* **Письменное задание 1**: Верните без изменений строки записей от самого начала до строки, содержащей «x-tick-label: 16000 [1065, 953, 1095, 967]», включительно.

* **Предоставленный текст**:
________

Когда запись была окончательно отделана, он перечитывал еще и еще раз и, убедившись, что ничто не царапает слуха, начинал другую.
Он работал над каждой записью, как над первой страницей большого, уже почти законченного романа.
Жизнь его не шла самотеком, не тащилась, как ленивый вол по изъезженной, не требующей внимания дороге, которую копыта находят сами.
Скорее уж можно было сказать, что он сам вырубал свою дорогу в скалах — висел на канате, стараясь не думать о бездне, холодившей спину, и строго рассчитывал каждый удар.
Чтение бесформенной, недоношенной прозы было ему неприятно физически. О том же, чтобы вот так, нагишом, самому выскочить перед читателем, он и помыслить не мог. Шумное дыхание обгонявших и слева, и справа почти не волновало его. Все пробы пера должны оставаться там, где их место, — среди черновиков. В литературу надо было входить сразу набело — или не входить вовсе.
…Это неуверенный в себе пловец срывается с тумбы, едва судья подымет стартовый пистолет, и неловко плюхается в воду, еще в воздухе со стыдом поняв ошибку, а потом, на потеху зрителям, мокрый, лезет на тумбу снова. Нужны крепкие нервы, ровное и сильное дыхание и напряженное, но не истерическое желание победы, чтобы не сделать фальстарта, чтобы, не спуская глаз с судьи, дождаться стартового выстрела и тогда — рывок рук назад — сильнее; резче толчок; руки идут вперед — и, пролетев метра два, не меньше, дугою войти в воду, плавно, сомкнутыми ладонями вперед.

________

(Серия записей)
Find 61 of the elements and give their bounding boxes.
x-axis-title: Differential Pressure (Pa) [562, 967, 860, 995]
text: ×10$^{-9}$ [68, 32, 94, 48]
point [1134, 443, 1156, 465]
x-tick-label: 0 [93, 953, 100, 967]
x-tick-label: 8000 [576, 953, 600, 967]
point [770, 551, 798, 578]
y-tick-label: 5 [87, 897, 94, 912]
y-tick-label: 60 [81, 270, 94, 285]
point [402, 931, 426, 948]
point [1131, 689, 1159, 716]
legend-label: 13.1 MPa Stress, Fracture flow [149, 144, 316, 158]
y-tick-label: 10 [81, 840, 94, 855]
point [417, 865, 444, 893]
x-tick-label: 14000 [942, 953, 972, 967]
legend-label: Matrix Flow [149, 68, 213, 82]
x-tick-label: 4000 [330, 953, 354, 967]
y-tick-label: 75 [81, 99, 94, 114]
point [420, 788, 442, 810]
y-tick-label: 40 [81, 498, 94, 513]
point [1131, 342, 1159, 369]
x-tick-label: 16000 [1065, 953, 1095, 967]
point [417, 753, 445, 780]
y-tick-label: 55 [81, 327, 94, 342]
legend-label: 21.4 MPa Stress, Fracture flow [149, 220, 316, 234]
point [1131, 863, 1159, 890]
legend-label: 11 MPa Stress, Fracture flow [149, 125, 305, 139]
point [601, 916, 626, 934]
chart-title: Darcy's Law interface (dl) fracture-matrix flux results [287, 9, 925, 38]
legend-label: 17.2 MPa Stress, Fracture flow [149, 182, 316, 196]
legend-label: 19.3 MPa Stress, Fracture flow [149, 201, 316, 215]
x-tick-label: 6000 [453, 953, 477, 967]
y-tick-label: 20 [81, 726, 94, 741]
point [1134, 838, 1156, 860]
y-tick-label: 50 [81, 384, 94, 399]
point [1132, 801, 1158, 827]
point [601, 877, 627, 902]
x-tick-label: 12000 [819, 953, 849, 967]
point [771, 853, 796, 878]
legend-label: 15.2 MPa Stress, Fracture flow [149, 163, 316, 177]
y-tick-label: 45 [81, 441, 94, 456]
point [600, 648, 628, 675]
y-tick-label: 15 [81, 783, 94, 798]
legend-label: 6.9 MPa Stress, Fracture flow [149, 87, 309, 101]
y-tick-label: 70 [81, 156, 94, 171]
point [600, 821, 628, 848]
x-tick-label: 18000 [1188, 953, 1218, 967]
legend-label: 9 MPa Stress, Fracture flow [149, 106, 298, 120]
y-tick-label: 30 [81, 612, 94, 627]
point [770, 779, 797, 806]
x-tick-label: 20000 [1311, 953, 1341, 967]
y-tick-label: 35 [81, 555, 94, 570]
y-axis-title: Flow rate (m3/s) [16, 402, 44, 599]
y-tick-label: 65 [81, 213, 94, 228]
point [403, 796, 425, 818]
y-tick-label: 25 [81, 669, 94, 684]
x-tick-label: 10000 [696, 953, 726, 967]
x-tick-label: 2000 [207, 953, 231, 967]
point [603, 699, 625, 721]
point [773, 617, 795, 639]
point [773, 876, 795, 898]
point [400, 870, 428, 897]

________

* **Письменное задание 2**: Перепечатайте дословно фрагмент предоставленного текста от «Когда запись была» до «рассчитывал каждый удар.» включительно.

* **Полный ответ 1**:
Find 61 of the elements and give their bounding boxes.
x-axis-title: Differential Pressure (Pa) [562, 967, 860, 995]
text: ×10$^{-9}$ [68, 32, 94, 48]
point [1134, 443, 1156, 465]
x-tick-label: 0 [93, 953, 100, 967]
x-tick-label: 8000 [576, 953, 600, 967]
point [770, 551, 798, 578]
y-tick-label: 5 [87, 897, 94, 912]
y-tick-label: 60 [81, 270, 94, 285]
point [402, 931, 426, 948]
point [1131, 689, 1159, 716]
legend-label: 13.1 MPa Stress, Fracture flow [149, 144, 316, 158]
y-tick-label: 10 [81, 840, 94, 855]
point [417, 865, 444, 893]
x-tick-label: 14000 [942, 953, 972, 967]
legend-label: Matrix Flow [149, 68, 213, 82]
x-tick-label: 4000 [330, 953, 354, 967]
y-tick-label: 75 [81, 99, 94, 114]
point [420, 788, 442, 810]
y-tick-label: 40 [81, 498, 94, 513]
point [1131, 342, 1159, 369]
x-tick-label: 16000 [1065, 953, 1095, 967]

* **Полный ответ 2**:
Когда запись была окончательно отделана, он перечитывал еще и еще раз и, убедившись, что ничто не царапает слуха, начинал другую.
Он работал над каждой записью, как над первой страницей большого, уже почти законченного романа.
Жизнь его не шла самотеком, не тащилась, как ленивый вол по изъезженной, не требующей внимания дороге, которую копыта находят сами.
Скорее уж можно было сказать, что он сам вырубал свою дорогу в скалах — висел на канате, стараясь не думать о бездне, холодившей спину, и строго рассчитывал каждый удар.